● Exercise prompt
Extend the family-history piece about Clifford Kelly, picking up right after its last sentence.

BEGIN Exercise passage

Some time before the end of 1920, though, the young Clifford found a more promising position with a company called either Dudlo or Dudio—the optical character recognition programs scanning old documents such as the books and newspapers of that time period driving me to distraction (not to mention, my own eyes, too). Even now, performing a Google™ search on the term yields results for each of the variations—both asserting it is Dudlo and Dudio.
Whatever the name, the enterprise was cutting edge for its time, and Patrick Kelly’s son Clifford became a small part of it.
That position didn’t last long, however, as I learned from an obituary appearing in The Fort Wayne News Sentinel on February 28, 1921. Whatever cut a successful young man down two months before his twentieth birthday made me realize I’ll have to revise another assertion I’ve made about this generation of the Kelly family: that life in this new century was going so much better than it had been in his parents’ era.

END Exercise passage
BEGIN Information supplied

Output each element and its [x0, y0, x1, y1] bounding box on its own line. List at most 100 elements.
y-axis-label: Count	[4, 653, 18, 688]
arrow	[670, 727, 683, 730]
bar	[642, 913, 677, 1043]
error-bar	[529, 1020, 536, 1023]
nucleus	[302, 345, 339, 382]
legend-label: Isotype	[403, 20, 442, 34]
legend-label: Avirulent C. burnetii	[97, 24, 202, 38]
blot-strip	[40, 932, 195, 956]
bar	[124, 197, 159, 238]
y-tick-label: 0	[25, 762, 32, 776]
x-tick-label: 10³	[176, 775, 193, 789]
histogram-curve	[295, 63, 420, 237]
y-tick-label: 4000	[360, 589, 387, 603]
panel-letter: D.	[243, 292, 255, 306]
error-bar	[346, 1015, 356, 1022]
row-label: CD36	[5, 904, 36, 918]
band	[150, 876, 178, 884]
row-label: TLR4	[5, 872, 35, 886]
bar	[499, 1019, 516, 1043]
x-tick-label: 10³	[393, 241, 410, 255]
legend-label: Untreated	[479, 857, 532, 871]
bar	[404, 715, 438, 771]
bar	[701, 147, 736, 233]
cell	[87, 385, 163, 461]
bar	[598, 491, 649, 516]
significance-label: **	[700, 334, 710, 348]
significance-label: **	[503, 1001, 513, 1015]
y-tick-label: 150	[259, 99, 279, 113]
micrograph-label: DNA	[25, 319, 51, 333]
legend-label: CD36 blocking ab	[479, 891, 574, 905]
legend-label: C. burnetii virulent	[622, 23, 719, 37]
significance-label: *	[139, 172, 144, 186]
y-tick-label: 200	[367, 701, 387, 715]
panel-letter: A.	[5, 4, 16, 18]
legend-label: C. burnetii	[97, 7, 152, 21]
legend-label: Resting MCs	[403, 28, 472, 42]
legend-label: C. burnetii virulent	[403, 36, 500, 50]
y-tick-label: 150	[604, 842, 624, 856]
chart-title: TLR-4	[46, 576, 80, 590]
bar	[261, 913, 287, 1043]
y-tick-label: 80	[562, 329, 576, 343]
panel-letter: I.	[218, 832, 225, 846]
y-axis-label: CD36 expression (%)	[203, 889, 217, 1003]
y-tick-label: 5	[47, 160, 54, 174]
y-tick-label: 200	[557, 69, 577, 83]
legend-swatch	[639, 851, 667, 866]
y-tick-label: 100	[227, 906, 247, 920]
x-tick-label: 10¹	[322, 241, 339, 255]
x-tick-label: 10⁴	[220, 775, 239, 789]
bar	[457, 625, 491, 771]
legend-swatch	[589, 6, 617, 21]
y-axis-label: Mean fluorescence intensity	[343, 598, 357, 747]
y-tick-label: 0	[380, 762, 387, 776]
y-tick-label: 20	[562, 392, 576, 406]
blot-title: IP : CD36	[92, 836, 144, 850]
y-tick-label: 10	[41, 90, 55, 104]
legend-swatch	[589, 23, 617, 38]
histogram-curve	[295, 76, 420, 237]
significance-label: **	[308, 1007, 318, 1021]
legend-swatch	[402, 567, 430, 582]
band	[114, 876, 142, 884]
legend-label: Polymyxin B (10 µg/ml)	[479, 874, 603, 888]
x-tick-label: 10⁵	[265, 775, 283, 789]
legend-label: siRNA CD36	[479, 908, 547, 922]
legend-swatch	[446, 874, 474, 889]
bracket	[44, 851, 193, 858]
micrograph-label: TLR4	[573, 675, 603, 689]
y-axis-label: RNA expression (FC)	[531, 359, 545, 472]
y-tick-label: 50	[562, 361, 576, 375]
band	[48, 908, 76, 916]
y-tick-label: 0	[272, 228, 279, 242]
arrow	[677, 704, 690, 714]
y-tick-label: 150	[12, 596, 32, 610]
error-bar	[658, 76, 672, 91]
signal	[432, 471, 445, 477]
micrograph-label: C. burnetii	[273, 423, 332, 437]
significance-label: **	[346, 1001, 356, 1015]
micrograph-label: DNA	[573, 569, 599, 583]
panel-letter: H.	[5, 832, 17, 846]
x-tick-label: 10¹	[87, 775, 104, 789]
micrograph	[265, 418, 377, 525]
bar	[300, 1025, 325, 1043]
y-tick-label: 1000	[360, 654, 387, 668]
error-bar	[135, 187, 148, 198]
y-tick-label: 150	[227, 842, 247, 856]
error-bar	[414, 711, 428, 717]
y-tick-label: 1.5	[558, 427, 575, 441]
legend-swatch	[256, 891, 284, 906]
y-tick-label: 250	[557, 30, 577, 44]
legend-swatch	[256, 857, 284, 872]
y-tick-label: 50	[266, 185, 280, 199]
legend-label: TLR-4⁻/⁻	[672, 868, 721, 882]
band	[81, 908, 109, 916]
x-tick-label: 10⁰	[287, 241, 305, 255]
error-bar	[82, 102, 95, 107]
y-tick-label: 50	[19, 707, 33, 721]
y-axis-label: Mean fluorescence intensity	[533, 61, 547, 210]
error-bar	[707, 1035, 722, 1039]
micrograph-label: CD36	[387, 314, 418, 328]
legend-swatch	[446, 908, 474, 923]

END Information supplied

● Exercise answer
What could cause a young man to lose his life so soon? I wished that the death information provided in such services as FamilySearch.org still included scanned copies of death certificates, so I could observe the cause of death—as well as ascertain that illegible handwriting hadn’t been incorrectly transcribed. Now, all I could do was try to read between the lines in a brief obituary.
One clue I found was that Clifford had been hospitalized for six weeks before his passing. Thinking of the time period, I wondered, could it be due to the flu epidemic? Not being one for sterling memory when it came to high school history class (never could retain those dates), I had to look up when the devastating pandemic had occurred.
While the date range of the epidemic did indeed take in the year of 1920 at the tail end of its destruction, owing to another clue in the obituary, I realized Clifford lost his life due to a different cause.
The obituary mentioned that Clifford actually died at a hospital. Fortunately—though I found this somewhat unusual—the specific hospital was mentioned. Since the name of the hospital was not one I recalled from other family news, I once again tried my hand at genealogy-research-by-Google™.
The name of the facility was given as “the Irene Byron hospital.” Given that the family lived near downtown Fort Wayne—not to mention, that the family was Catholic—the presumed hospital of choice would have been Saint Joseph’s hospital, but evidently that was not the case for Clifford.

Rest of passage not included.